[BEGIN]

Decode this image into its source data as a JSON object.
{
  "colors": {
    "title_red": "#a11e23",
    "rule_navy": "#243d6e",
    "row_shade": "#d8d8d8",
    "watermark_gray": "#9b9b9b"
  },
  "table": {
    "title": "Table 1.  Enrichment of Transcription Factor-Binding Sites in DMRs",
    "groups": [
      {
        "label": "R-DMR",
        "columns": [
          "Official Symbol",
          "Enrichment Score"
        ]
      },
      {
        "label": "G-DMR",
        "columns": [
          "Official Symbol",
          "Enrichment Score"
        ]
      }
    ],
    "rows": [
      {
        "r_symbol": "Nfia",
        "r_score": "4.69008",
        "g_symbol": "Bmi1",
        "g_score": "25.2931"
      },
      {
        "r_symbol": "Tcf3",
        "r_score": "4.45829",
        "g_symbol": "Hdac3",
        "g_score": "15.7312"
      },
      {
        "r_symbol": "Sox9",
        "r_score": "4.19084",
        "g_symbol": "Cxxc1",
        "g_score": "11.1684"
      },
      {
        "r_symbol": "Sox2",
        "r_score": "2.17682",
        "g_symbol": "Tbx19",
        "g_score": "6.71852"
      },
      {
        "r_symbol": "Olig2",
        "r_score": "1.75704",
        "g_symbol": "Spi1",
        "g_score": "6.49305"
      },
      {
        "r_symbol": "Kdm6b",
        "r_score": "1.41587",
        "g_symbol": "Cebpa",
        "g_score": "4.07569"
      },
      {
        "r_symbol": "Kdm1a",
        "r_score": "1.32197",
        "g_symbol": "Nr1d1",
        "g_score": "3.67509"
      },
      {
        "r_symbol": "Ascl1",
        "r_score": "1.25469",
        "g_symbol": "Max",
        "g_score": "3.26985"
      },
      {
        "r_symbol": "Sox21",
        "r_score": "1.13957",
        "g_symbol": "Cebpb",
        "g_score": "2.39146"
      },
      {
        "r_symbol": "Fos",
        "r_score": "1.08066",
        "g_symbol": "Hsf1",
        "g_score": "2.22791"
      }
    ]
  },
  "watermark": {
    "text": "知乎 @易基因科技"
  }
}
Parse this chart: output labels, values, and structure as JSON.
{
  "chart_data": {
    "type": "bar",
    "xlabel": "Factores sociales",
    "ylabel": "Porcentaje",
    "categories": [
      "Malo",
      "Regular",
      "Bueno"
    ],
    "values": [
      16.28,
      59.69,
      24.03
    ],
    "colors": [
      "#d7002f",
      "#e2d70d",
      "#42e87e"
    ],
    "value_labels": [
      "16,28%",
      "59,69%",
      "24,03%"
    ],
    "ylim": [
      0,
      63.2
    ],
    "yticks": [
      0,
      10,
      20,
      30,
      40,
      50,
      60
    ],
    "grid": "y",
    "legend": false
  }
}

[END]

Output the data above exactly, please, line for line.

#### Task response
Decode this image into its source data as a JSON object.
{
  "colors": {
    "title_red": "#a11e23",
    "rule_navy": "#243d6e",
    "row_shade": "#d8d8d8",
    "watermark_gray": "#9b9b9b"
  },
  "table": {
    "title": "Table 1.  Enrichment of Transcription Factor-Binding Sites in DMRs",
    "groups": [
      {
        "label": "R-DMR",
        "columns": [
          "Official Symbol",
          "Enrichment Score"
        ]
      },
      {
        "label": "G-DMR",
        "columns": [
          "Official Symbol",
          "Enrichment Score"
        ]
      }
    ],
    "rows": [
      {
        "r_symbol": "Nfia",
        "r_score": "4.69008",
        "g_symbol": "Bmi1",
        "g_score": "25.2931"
      },
      {
        "r_symbol": "Tcf3",
        "r_score": "4.45829",
        "g_symbol": "Hdac3",
        "g_score": "15.7312"
      },
      {
        "r_symbol": "Sox9",
        "r_score": "4.19084",
        "g_symbol": "Cxxc1",
        "g_score": "11.1684"
      },
      {
        "r_symbol": "Sox2",
        "r_score": "2.17682",
        "g_symbol": "Tbx19",
        "g_score": "6.71852"
      },
      {
        "r_symbol": "Olig2",
        "r_score": "1.75704",
        "g_symbol": "Spi1",
        "g_score": "6.49305"
      },
      {
        "r_symbol": "Kdm6b",
        "r_score": "1.41587",
        "g_symbol": "Cebpa",
        "g_score": "4.07569"
      },
      {
        "r_symbol": "Kdm1a",
        "r_score": "1.32197",
        "g_symbol": "Nr1d1",
        "g_score": "3.67509"
      },
      {
        "r_symbol": "Ascl1",
        "r_score": "1.25469",
        "g_symbol": "Max",
        "g_score": "3.26985"
      },
      {
        "r_symbol": "Sox21",
        "r_score": "1.13957",
        "g_symbol": "Cebpb",
        "g_score": "2.39146"
      },
      {
        "r_symbol": "Fos",
        "r_score": "1.08066",
        "g_symbol": "Hsf1",
        "g_score": "2.22791"
      }
    ]
  },
  "watermark": {
    "text": "知乎 @易基因科技"
  }
}
Parse this chart: output labels, values, and structure as JSON.
{
  "chart_data": {
    "type": "bar",
    "xlabel": "Factores sociales",
    "ylabel": "Porcentaje",
    "categories": [
      "Malo",
      "Regular",
      "Bueno"
    ],
    "values": [
      16.28,
      59.69,
      24.03
    ],
    "colors": [
      "#d7002f",
      "#e2d70d",
      "#42e87e"
    ],
    "value_labels": [
      "16,28%",
      "59,69%",
      "24,03%"
    ],
    "ylim": [
      0,
      63.2
    ],
    "yticks": [
      0,
      10,
      20,
      30,
      40,
      50,
      60
    ],
    "grid": "y",
    "legend": false
  }
}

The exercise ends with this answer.